• **Instructions to follow**
Look through the material below and count the lines with the string "наличием". Report only the count.

(Collection entries)

"""

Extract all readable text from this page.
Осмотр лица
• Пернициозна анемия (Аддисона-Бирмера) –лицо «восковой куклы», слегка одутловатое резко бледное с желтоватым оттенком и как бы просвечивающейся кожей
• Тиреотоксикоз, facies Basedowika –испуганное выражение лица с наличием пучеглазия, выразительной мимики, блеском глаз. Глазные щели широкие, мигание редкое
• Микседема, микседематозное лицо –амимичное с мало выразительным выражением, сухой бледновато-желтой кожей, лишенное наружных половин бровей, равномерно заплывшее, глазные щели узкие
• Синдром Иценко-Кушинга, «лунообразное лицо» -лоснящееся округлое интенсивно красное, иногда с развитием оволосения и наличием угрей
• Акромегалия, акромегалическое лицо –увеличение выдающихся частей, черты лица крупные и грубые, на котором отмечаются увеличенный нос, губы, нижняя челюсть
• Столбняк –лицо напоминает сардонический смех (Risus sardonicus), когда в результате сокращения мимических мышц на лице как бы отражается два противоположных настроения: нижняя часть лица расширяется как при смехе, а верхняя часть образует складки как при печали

"""
"""

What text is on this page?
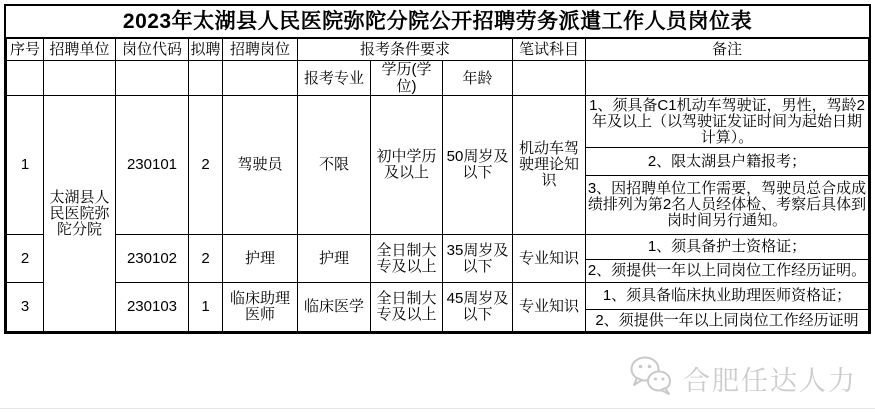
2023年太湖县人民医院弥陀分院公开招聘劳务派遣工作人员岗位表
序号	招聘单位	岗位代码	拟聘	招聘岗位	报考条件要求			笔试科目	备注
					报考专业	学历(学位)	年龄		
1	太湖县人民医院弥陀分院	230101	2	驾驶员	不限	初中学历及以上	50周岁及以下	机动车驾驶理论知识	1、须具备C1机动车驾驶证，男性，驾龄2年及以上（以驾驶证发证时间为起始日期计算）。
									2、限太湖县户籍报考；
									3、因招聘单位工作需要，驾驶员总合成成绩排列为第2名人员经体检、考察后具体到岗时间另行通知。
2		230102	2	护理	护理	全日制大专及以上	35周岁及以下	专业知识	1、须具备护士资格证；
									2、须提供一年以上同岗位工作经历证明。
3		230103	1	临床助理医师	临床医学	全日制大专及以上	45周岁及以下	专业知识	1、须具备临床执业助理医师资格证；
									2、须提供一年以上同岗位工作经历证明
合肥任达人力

"""
"""

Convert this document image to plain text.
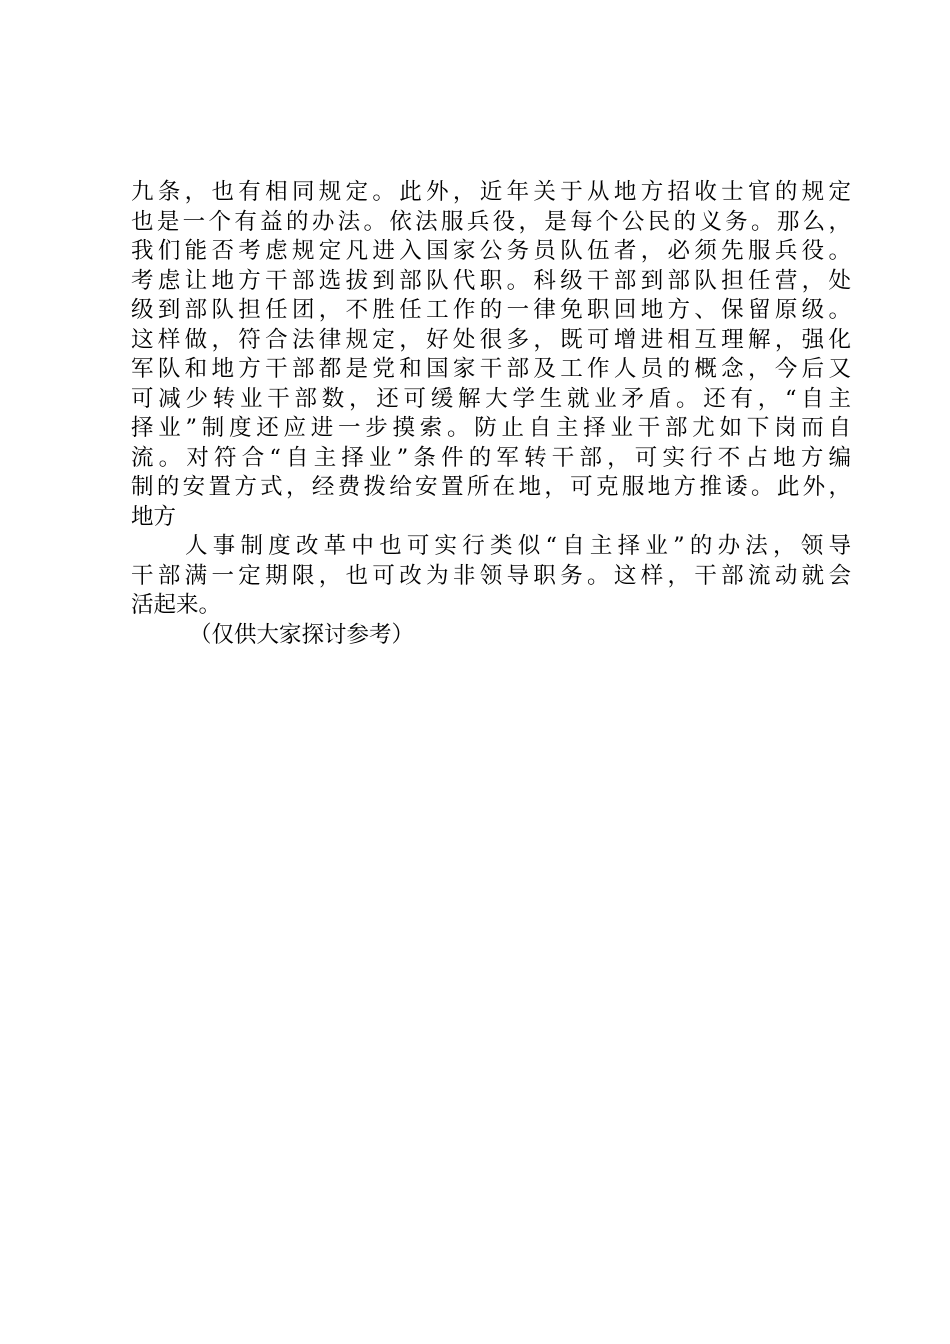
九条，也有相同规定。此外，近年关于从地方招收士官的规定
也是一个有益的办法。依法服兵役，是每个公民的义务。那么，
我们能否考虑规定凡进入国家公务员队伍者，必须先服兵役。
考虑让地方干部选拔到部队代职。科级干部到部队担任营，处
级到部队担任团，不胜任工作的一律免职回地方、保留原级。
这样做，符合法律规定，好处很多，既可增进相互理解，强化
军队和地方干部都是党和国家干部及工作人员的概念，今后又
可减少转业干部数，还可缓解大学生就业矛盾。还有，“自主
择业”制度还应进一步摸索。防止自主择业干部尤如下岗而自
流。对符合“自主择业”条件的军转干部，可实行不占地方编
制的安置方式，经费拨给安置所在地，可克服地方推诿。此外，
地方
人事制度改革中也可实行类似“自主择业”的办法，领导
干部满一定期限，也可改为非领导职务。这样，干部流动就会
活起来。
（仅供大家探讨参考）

"""

• **Final answer**
2